• What is being asked: Copy the lines that follow, keeping every character the same.

• Data extract:
========================================
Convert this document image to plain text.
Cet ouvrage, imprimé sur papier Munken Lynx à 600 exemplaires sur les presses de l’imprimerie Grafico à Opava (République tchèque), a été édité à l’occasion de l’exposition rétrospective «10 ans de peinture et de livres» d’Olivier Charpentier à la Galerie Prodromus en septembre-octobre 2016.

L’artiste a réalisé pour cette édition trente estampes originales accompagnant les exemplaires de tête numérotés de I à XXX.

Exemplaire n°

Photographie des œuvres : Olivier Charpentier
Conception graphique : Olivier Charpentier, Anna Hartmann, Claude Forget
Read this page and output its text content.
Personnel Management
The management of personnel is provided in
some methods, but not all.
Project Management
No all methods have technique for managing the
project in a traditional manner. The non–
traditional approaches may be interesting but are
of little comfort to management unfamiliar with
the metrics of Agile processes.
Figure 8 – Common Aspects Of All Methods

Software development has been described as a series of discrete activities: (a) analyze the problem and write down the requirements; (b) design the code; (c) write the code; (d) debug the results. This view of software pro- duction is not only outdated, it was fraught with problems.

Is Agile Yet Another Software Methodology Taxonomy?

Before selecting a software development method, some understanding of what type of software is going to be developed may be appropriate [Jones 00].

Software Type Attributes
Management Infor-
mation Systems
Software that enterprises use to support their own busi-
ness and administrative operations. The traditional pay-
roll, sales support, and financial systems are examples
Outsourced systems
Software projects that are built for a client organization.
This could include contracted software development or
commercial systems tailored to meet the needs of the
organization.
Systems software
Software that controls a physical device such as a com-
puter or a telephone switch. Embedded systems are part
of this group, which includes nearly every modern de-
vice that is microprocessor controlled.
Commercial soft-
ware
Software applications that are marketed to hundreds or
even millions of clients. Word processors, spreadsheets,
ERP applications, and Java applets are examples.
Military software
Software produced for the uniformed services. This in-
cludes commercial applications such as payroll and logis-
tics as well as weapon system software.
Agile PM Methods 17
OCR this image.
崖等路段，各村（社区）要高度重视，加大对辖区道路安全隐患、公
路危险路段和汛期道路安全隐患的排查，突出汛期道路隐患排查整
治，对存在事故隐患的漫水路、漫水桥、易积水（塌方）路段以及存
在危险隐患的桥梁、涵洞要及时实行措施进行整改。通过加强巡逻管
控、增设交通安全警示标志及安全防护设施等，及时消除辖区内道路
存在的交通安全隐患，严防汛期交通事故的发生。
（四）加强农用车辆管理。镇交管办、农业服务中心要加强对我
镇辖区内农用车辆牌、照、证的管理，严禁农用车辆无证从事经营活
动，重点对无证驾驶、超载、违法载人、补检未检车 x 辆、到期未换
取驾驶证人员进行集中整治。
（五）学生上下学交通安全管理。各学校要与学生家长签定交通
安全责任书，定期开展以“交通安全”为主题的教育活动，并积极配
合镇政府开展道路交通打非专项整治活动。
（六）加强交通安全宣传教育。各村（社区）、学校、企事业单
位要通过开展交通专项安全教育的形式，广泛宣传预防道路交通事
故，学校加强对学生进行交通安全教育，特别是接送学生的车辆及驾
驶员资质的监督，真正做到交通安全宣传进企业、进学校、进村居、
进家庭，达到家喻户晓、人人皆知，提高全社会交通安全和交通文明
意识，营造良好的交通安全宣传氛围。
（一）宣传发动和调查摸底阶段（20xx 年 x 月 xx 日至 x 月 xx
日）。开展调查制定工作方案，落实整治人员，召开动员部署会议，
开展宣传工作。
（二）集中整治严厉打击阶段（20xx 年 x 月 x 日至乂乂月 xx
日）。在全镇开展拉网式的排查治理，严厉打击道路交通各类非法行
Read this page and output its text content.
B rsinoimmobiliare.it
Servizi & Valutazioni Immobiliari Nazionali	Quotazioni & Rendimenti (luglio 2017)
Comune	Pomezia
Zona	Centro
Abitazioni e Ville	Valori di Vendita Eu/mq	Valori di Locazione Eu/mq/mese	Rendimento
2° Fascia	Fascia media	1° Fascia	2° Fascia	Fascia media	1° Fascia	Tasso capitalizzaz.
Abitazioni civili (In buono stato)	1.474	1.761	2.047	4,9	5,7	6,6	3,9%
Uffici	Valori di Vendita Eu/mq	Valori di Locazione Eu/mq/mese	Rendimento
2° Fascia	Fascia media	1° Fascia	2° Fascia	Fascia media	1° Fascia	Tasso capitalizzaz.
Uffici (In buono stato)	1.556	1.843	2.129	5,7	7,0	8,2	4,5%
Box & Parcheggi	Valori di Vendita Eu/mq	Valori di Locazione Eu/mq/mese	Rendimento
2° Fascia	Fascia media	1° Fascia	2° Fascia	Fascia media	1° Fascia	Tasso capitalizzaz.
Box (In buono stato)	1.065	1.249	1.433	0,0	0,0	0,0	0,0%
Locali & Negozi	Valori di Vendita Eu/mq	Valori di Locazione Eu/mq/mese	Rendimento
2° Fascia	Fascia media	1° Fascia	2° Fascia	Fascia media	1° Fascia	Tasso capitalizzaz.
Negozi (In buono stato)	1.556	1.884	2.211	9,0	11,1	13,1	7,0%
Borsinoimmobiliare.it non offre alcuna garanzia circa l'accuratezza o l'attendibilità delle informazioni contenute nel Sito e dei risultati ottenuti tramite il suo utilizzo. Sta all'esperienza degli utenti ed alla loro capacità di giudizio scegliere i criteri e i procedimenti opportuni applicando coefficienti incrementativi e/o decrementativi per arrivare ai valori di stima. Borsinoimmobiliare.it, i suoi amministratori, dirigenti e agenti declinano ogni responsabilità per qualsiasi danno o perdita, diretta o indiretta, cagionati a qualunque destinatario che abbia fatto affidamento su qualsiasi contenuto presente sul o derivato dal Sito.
========================================
• Output for this exercise:
Convert this document image to plain text.
Cet ouvrage, imprimé sur papier Munken Lynx à 600 exemplaires sur les presses de l’imprimerie Grafico à Opava (République tchèque), a été édité à l’occasion de l’exposition rétrospective «10 ans de peinture et de livres» d’Olivier Charpentier à la Galerie Prodromus en septembre-octobre 2016.

L’artiste a réalisé pour cette édition trente estampes originales accompagnant les exemplaires de tête numérotés de I à XXX.

Exemplaire n°

Photographie des œuvres : Olivier Charpentier
Conception graphique : Olivier Charpentier, Anna Hartmann, Claude Forget
Read this page and output its text content.
Personnel Management
The management of personnel is provided in
some methods, but not all.
Project Management
No all methods have technique for managing the
project in a traditional manner. The non–
traditional approaches may be interesting but are
of little comfort to management unfamiliar with
the metrics of Agile processes.
Figure 8 – Common Aspects Of All Methods

Software development has been described as a series of discrete activities: (a) analyze the problem and write down the requirements; (b) design the code; (c) write the code; (d) debug the results. This view of software pro- duction is not only outdated, it was fraught with problems.

Is Agile Yet Another Software Methodology Taxonomy?

Before selecting a software development method, some understanding of what type of software is going to be developed may be appropriate [Jones 00].

Software Type Attributes
Management Infor-
mation Systems
Software that enterprises use to support their own busi-
ness and administrative operations. The traditional pay-
roll, sales support, and financial systems are examples
Outsourced systems
Software projects that are built for a client organization.
This could include contracted software development or
commercial systems tailored to meet the needs of the
organization.
Systems software
Software that controls a physical device such as a com-
puter or a telephone switch. Embedded systems are part
of this group, which includes nearly every modern de-
vice that is microprocessor controlled.
Commercial soft-
ware
Software applications that are marketed to hundreds or
even millions of clients. Word processors, spreadsheets,
ERP applications, and Java applets are examples.
Military software
Software produced for the uniformed services. This in-
cludes commercial applications such as payroll and logis-
tics as well as weapon system software.
Agile PM Methods 17
OCR this image.
崖等路段，各村（社区）要高度重视，加大对辖区道路安全隐患、公
路危险路段和汛期道路安全隐患的排查，突出汛期道路隐患排查整
治，对存在事故隐患的漫水路、漫水桥、易积水（塌方）路段以及存
在危险隐患的桥梁、涵洞要及时实行措施进行整改。通过加强巡逻管
控、增设交通安全警示标志及安全防护设施等，及时消除辖区内道路
存在的交通安全隐患，严防汛期交通事故的发生。
（四）加强农用车辆管理。镇交管办、农业服务中心要加强对我
镇辖区内农用车辆牌、照、证的管理，严禁农用车辆无证从事经营活
动，重点对无证驾驶、超载、违法载人、补检未检车 x 辆、到期未换
取驾驶证人员进行集中整治。
（五）学生上下学交通安全管理。各学校要与学生家长签定交通
安全责任书，定期开展以“交通安全”为主题的教育活动，并积极配
合镇政府开展道路交通打非专项整治活动。
（六）加强交通安全宣传教育。各村（社区）、学校、企事业单
位要通过开展交通专项安全教育的形式，广泛宣传预防道路交通事
故，学校加强对学生进行交通安全教育，特别是接送学生的车辆及驾
驶员资质的监督，真正做到交通安全宣传进企业、进学校、进村居、
进家庭，达到家喻户晓、人人皆知，提高全社会交通安全和交通文明
意识，营造良好的交通安全宣传氛围。
（一）宣传发动和调查摸底阶段（20xx 年 x 月 xx 日至 x 月 xx
日）。开展调查制定工作方案，落实整治人员，召开动员部署会议，
开展宣传工作。
（二）集中整治严厉打击阶段（20xx 年 x 月 x 日至乂乂月 xx
日）。在全镇开展拉网式的排查治理，严厉打击道路交通各类非法行
Read this page and output its text content.
B rsinoimmobiliare.it
Servizi & Valutazioni Immobiliari Nazionali	Quotazioni & Rendimenti (luglio 2017)
Comune	Pomezia
Zona	Centro
Abitazioni e Ville	Valori di Vendita Eu/mq	Valori di Locazione Eu/mq/mese	Rendimento
2° Fascia	Fascia media	1° Fascia	2° Fascia	Fascia media	1° Fascia	Tasso capitalizzaz.
Abitazioni civili (In buono stato)	1.474	1.761	2.047	4,9	5,7	6,6	3,9%
Uffici	Valori di Vendita Eu/mq	Valori di Locazione Eu/mq/mese	Rendimento
2° Fascia	Fascia media	1° Fascia	2° Fascia	Fascia media	1° Fascia	Tasso capitalizzaz.
Uffici (In buono stato)	1.556	1.843	2.129	5,7	7,0	8,2	4,5%
Box & Parcheggi	Valori di Vendita Eu/mq	Valori di Locazione Eu/mq/mese	Rendimento
2° Fascia	Fascia media	1° Fascia	2° Fascia	Fascia media	1° Fascia	Tasso capitalizzaz.
Box (In buono stato)	1.065	1.249	1.433	0,0	0,0	0,0	0,0%
Locali & Negozi	Valori di Vendita Eu/mq	Valori di Locazione Eu/mq/mese	Rendimento
2° Fascia	Fascia media	1° Fascia	2° Fascia	Fascia media	1° Fascia	Tasso capitalizzaz.
Negozi (In buono stato)	1.556	1.884	2.211	9,0	11,1	13,1	7,0%
Borsinoimmobiliare.it non offre alcuna garanzia circa l'accuratezza o l'attendibilità delle informazioni contenute nel Sito e dei risultati ottenuti tramite il suo utilizzo. Sta all'esperienza degli utenti ed alla loro capacità di giudizio scegliere i criteri e i procedimenti opportuni applicando coefficienti incrementativi e/o decrementativi per arrivare ai valori di stima. Borsinoimmobiliare.it, i suoi amministratori, dirigenti e agenti declinano ogni responsabilità per qualsiasi danno o perdita, diretta o indiretta, cagionati a qualunque destinatario che abbia fatto affidamento su qualsiasi contenuto presente sul o derivato dal Sito.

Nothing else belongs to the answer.